(Excerpt from a dataset)
--- Start ---

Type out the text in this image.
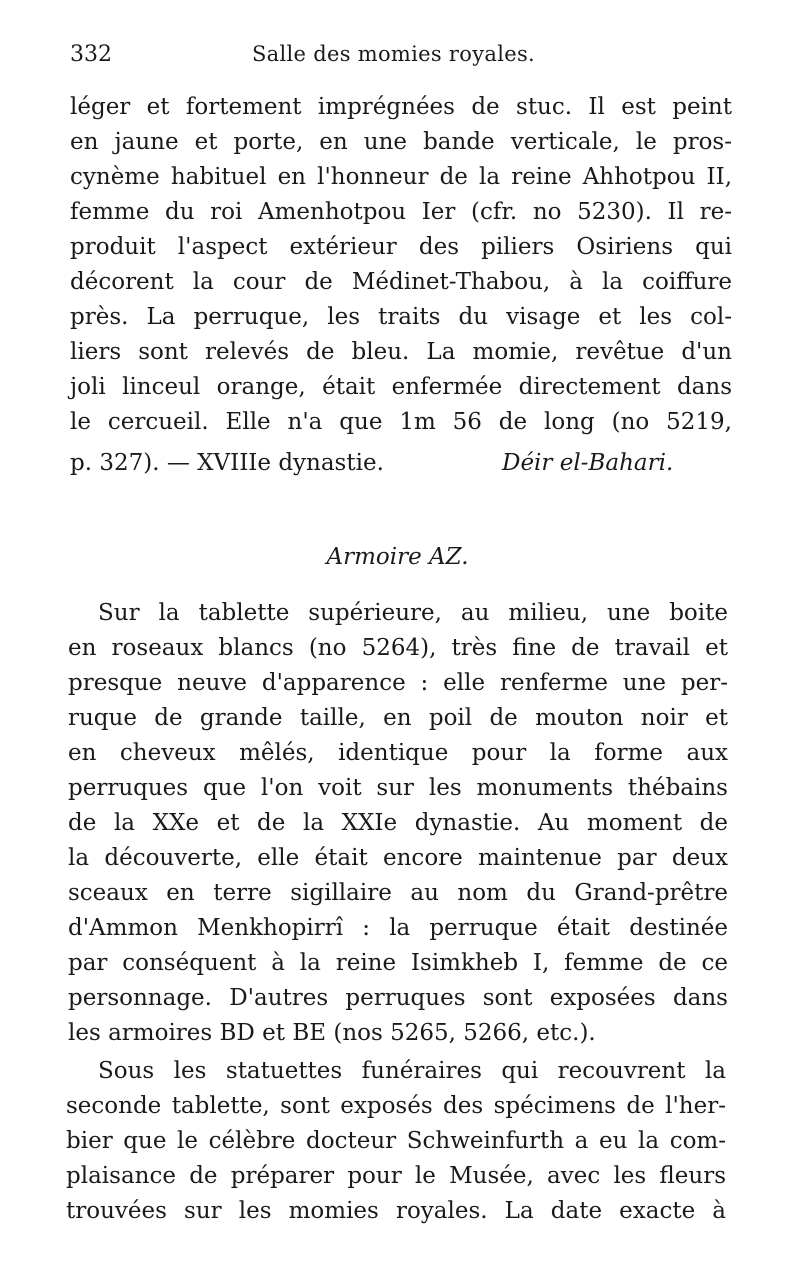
332	Salle des momies royales.
léger et fortement imprégnées de stuc. Il est peint
en jaune et porte, en une bande verticale, le pros-
cynème habituel en l'honneur de la reine Ahhotpou II,
femme du roi Amenhotpou Ier (cfr. no 5230). Il re-
produit l'aspect extérieur des piliers Osiriens qui
décorent la cour de Médinet-Thabou, à la coiffure
près. La perruque, les traits du visage et les col-
liers sont relevés de bleu. La momie, revêtue d'un
joli linceul orange, était enfermée directement dans
le cercueil. Elle n'a que 1m 56 de long (no 5219,
p. 327). — XVIIIe dynastie.	Déir el-Bahari.
Armoire AZ.
Sur la tablette supérieure, au milieu, une boite
en roseaux blancs (no 5264), très fine de travail et
presque neuve d'apparence : elle renferme une per-
ruque de grande taille, en poil de mouton noir et
en cheveux mêlés, identique pour la forme aux
perruques que l'on voit sur les monuments thébains
de la XXe et de la XXIe dynastie. Au moment de
la découverte, elle était encore maintenue par deux
sceaux en terre sigillaire au nom du Grand-prêtre
d'Ammon Menkhopirrî : la perruque était destinée
par conséquent à la reine Isimkheb I, femme de ce
personnage. D'autres perruques sont exposées dans
les armoires BD et BE (nos 5265, 5266, etc.).
Sous les statuettes funéraires qui recouvrent la
seconde tablette, sont exposés des spécimens de l'her-
bier que le célèbre docteur Schweinfurth a eu la com-
plaisance de préparer pour le Musée, avec les fleurs
trouvées sur les momies royales. La date exacte à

--- End ---

- **TASK DETAILS**
Transcribe every entry word for word, but omit the pictures.

- **EXERCISE ANSWER**
Type out the text in this image.
332	Salle des momies royales.
léger et fortement imprégnées de stuc. Il est peint
en jaune et porte, en une bande verticale, le pros-
cynème habituel en l'honneur de la reine Ahhotpou II,
femme du roi Amenhotpou Ier (cfr. no 5230). Il re-
produit l'aspect extérieur des piliers Osiriens qui
décorent la cour de Médinet-Thabou, à la coiffure
près. La perruque, les traits du visage et les col-
liers sont relevés de bleu. La momie, revêtue d'un
joli linceul orange, était enfermée directement dans
le cercueil. Elle n'a que 1m 56 de long (no 5219,
p. 327). — XVIIIe dynastie.	Déir el-Bahari.
Armoire AZ.
Sur la tablette supérieure, au milieu, une boite
en roseaux blancs (no 5264), très fine de travail et
presque neuve d'apparence : elle renferme une per-
ruque de grande taille, en poil de mouton noir et
en cheveux mêlés, identique pour la forme aux
perruques que l'on voit sur les monuments thébains
de la XXe et de la XXIe dynastie. Au moment de
la découverte, elle était encore maintenue par deux
sceaux en terre sigillaire au nom du Grand-prêtre
d'Ammon Menkhopirrî : la perruque était destinée
par conséquent à la reine Isimkheb I, femme de ce
personnage. D'autres perruques sont exposées dans
les armoires BD et BE (nos 5265, 5266, etc.).
Sous les statuettes funéraires qui recouvrent la
seconde tablette, sont exposés des spécimens de l'her-
bier que le célèbre docteur Schweinfurth a eu la com-
plaisance de préparer pour le Musée, avec les fleurs
trouvées sur les momies royales. La date exacte à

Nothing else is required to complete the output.